* Start ENTRIES PROVIDED *

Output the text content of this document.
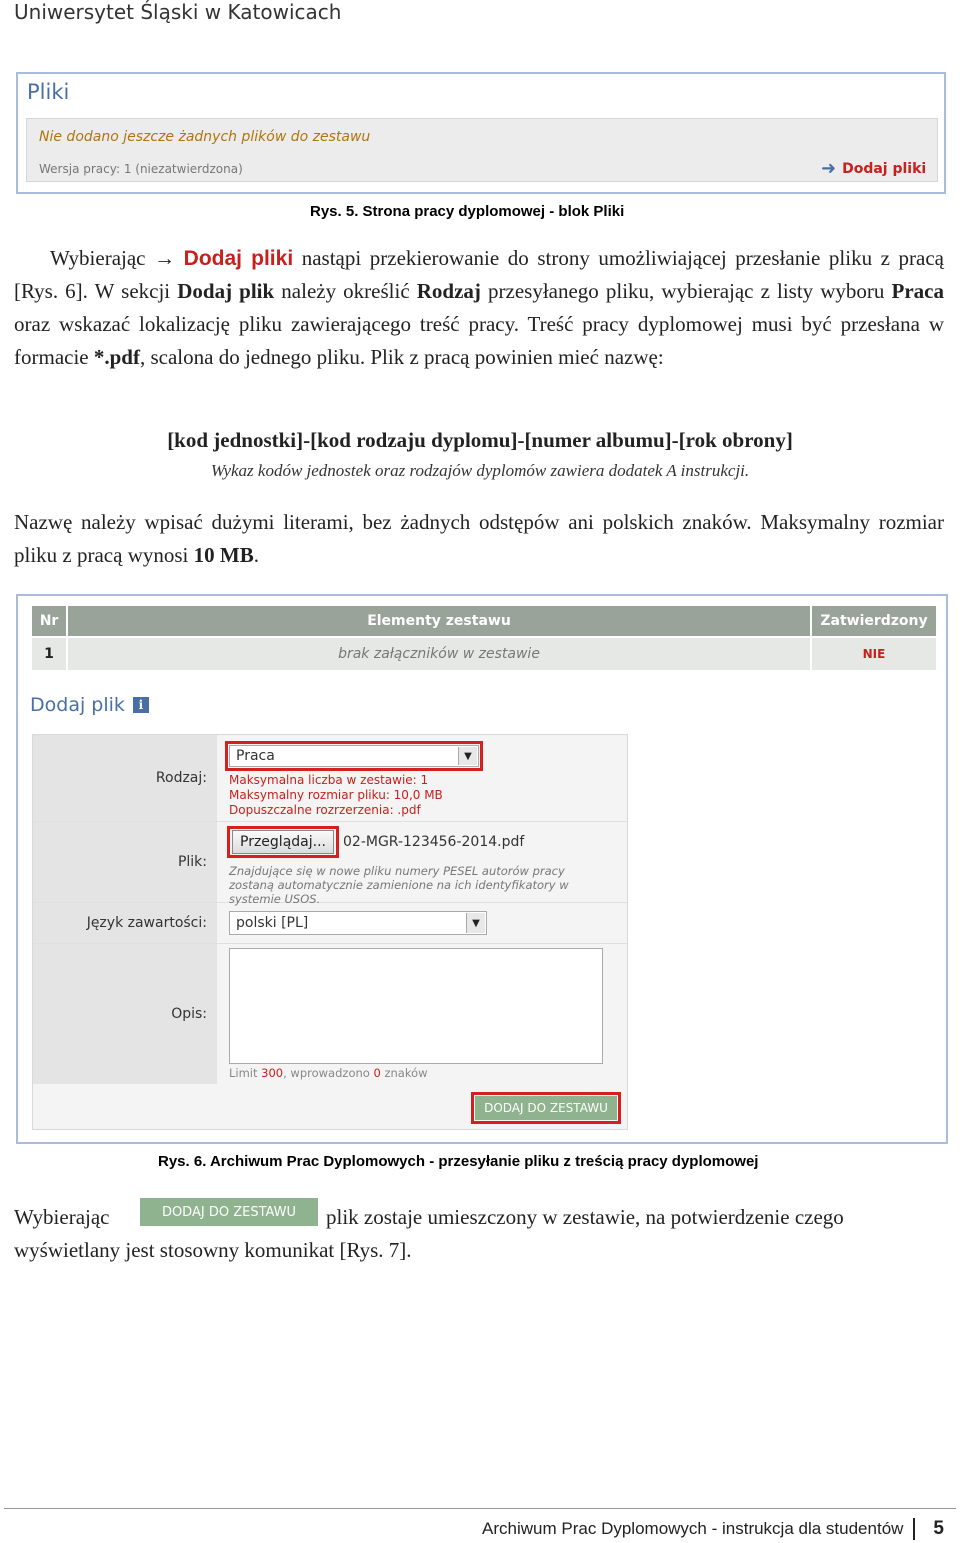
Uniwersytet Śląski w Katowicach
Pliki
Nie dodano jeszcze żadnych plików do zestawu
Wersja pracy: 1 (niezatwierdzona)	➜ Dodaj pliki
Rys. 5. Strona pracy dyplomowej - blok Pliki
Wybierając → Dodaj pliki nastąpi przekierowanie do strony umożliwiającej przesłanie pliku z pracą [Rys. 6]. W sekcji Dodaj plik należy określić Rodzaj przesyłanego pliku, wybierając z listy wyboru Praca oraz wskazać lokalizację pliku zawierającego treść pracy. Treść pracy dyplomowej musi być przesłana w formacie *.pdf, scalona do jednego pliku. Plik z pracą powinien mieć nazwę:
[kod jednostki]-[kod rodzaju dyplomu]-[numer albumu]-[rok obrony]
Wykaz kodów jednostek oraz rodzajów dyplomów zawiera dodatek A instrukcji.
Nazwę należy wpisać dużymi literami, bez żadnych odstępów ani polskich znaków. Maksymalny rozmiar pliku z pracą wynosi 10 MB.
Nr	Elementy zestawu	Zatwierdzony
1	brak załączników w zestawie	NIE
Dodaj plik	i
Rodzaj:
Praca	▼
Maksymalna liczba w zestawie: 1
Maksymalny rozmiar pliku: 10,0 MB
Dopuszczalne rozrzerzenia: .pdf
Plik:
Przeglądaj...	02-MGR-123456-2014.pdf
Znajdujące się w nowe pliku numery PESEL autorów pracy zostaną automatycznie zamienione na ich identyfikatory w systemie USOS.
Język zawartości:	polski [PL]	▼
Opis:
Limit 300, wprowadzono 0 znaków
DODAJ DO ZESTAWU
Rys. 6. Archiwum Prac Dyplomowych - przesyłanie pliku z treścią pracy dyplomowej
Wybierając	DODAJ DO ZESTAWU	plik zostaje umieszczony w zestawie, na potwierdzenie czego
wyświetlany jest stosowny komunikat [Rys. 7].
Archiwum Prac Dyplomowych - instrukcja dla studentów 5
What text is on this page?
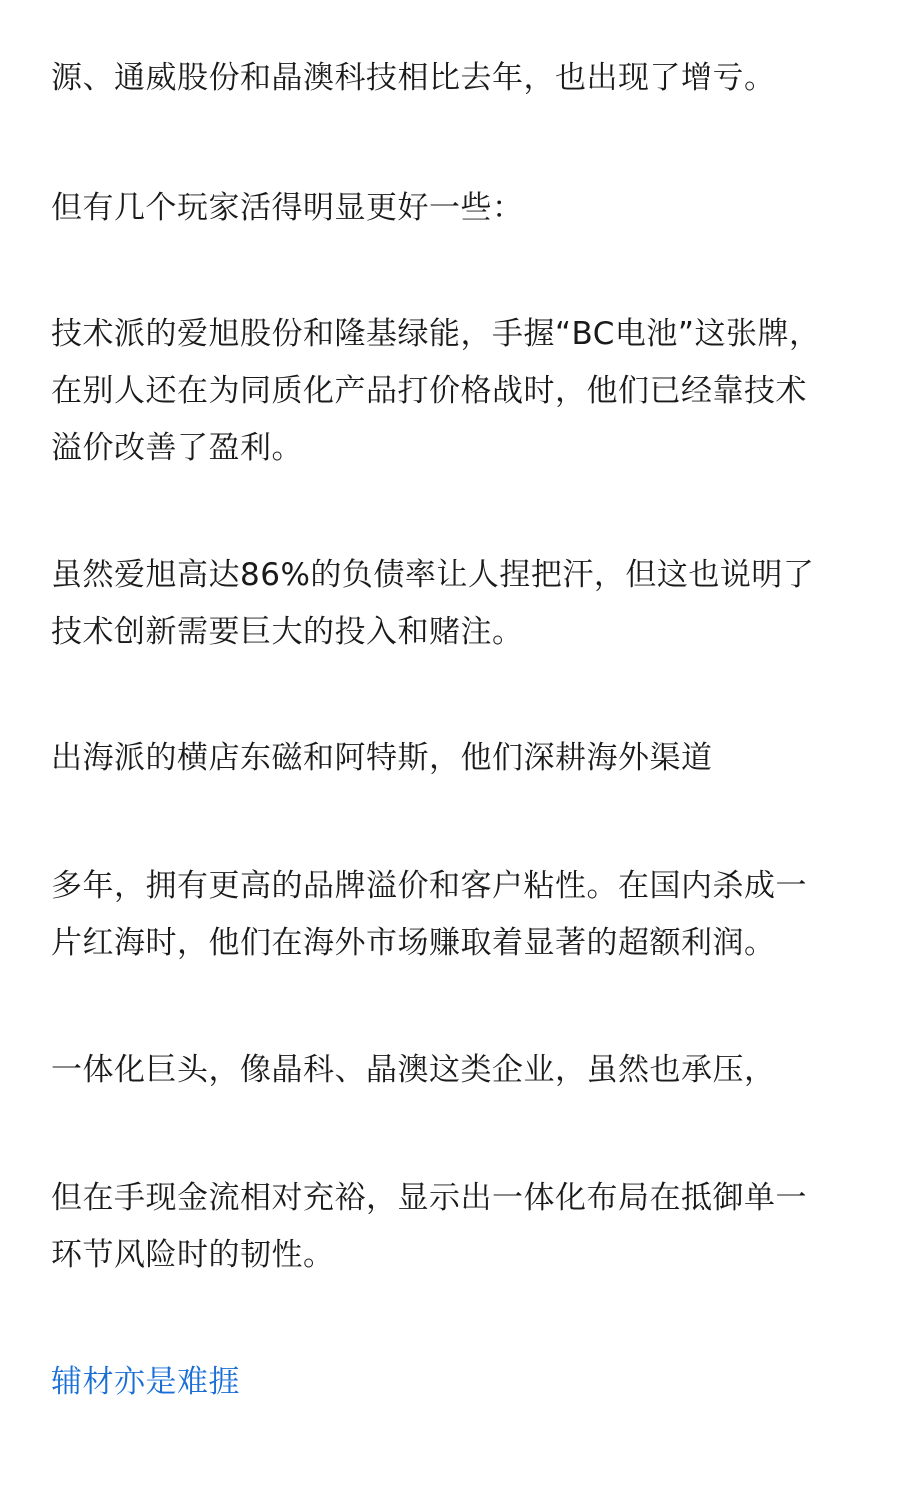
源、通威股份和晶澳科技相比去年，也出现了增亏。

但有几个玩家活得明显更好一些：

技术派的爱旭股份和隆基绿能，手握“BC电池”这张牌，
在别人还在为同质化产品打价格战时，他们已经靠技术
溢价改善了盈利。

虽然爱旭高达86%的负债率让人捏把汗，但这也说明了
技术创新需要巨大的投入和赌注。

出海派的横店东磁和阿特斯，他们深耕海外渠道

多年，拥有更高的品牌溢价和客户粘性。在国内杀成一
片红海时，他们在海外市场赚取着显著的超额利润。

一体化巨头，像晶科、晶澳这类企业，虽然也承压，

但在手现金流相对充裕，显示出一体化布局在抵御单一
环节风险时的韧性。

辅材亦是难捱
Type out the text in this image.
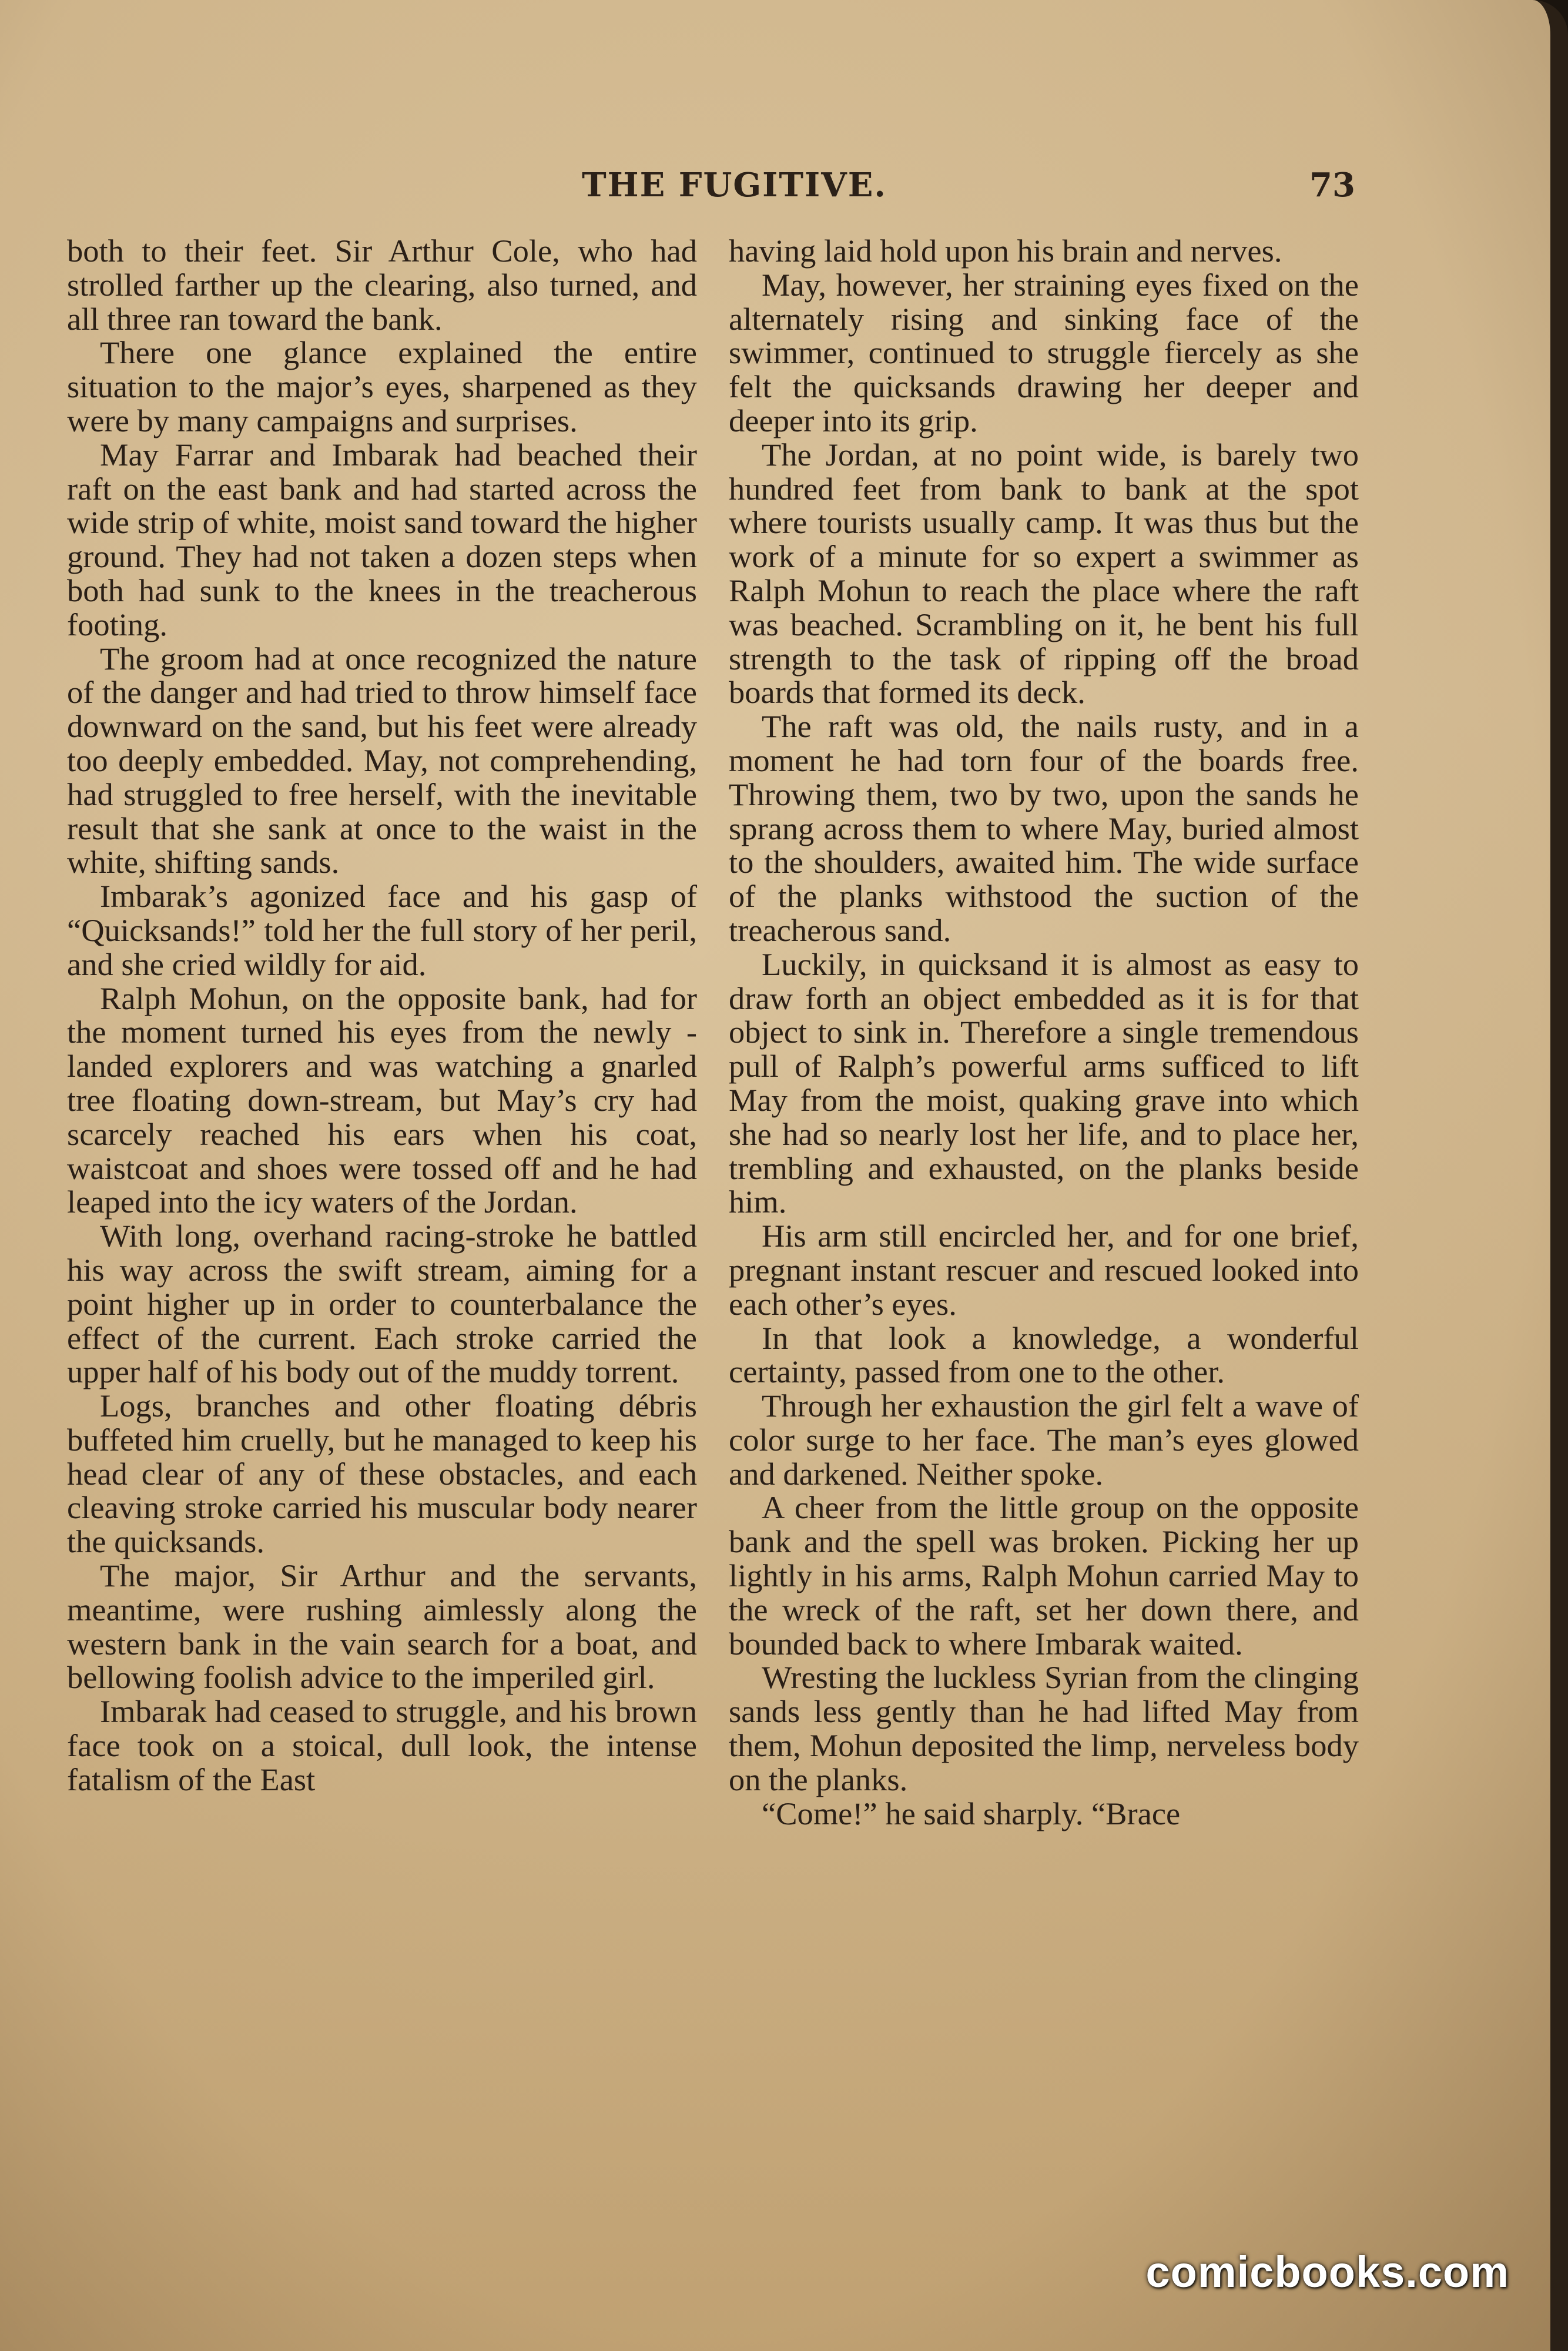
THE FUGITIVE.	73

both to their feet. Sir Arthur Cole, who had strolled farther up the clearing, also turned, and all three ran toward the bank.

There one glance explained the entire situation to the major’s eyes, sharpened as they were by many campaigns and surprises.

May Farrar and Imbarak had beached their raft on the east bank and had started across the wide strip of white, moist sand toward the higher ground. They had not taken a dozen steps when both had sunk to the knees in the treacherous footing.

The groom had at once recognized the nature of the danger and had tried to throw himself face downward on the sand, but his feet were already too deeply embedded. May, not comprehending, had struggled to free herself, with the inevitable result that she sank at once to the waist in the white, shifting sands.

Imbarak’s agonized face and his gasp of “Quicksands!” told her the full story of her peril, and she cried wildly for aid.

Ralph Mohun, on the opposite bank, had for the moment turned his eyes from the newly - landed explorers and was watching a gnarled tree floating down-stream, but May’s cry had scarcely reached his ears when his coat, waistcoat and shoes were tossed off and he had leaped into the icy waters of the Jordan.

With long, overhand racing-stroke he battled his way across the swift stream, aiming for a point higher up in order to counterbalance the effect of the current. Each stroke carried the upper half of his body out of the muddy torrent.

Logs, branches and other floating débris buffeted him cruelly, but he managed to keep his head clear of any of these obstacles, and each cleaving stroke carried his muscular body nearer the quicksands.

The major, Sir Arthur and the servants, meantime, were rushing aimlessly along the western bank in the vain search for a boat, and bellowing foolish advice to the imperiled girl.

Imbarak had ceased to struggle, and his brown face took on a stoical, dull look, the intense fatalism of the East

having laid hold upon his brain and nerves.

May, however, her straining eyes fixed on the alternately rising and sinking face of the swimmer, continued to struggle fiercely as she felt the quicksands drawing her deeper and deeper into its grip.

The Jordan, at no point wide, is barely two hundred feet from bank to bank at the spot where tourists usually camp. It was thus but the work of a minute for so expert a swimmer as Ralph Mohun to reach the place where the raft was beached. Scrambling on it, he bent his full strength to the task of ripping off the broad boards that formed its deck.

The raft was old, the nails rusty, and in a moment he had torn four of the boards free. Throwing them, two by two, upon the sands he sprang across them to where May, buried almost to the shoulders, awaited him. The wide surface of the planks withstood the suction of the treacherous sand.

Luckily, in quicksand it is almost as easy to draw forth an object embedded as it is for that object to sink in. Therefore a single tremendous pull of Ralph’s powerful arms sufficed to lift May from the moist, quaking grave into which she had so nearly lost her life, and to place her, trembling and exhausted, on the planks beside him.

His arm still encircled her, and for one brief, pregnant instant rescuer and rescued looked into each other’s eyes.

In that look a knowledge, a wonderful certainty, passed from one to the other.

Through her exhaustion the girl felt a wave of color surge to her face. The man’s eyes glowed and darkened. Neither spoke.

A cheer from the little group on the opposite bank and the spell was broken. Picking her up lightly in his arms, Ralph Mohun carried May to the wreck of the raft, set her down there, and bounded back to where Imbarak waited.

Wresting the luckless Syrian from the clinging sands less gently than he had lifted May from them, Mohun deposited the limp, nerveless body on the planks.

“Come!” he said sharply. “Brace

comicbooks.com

* End ENTRIES PROVIDED *

◆ TASK GOAL ◆
Copy every line of the listing where the word "pliku" appears.

◆ EXERCISE OUTPUT ◆
Wybierając → Dodaj pliki nastąpi przekierowanie do strony umożliwiającej przesłanie pliku z pracą [Rys. 6]. W sekcji Dodaj plik należy określić Rodzaj przesyłanego pliku, wybierając z listy wyboru Praca oraz wskazać lokalizację pliku zawierającego treść pracy. Treść pracy dyplomowej musi być przesłana w formacie *.pdf, scalona do jednego pliku. Plik z pracą powinien mieć nazwę:
Nazwę należy wpisać dużymi literami, bez żadnych odstępów ani polskich znaków. Maksymalny rozmiar pliku z pracą wynosi 10 MB.
Maksymalny rozmiar pliku: 10,0 MB
Znajdujące się w nowe pliku numery PESEL autorów pracy zostaną automatycznie zamienione na ich identyfikatory w systemie USOS.
Rys. 6. Archiwum Prac Dyplomowych - przesyłanie pliku z treścią pracy dyplomowej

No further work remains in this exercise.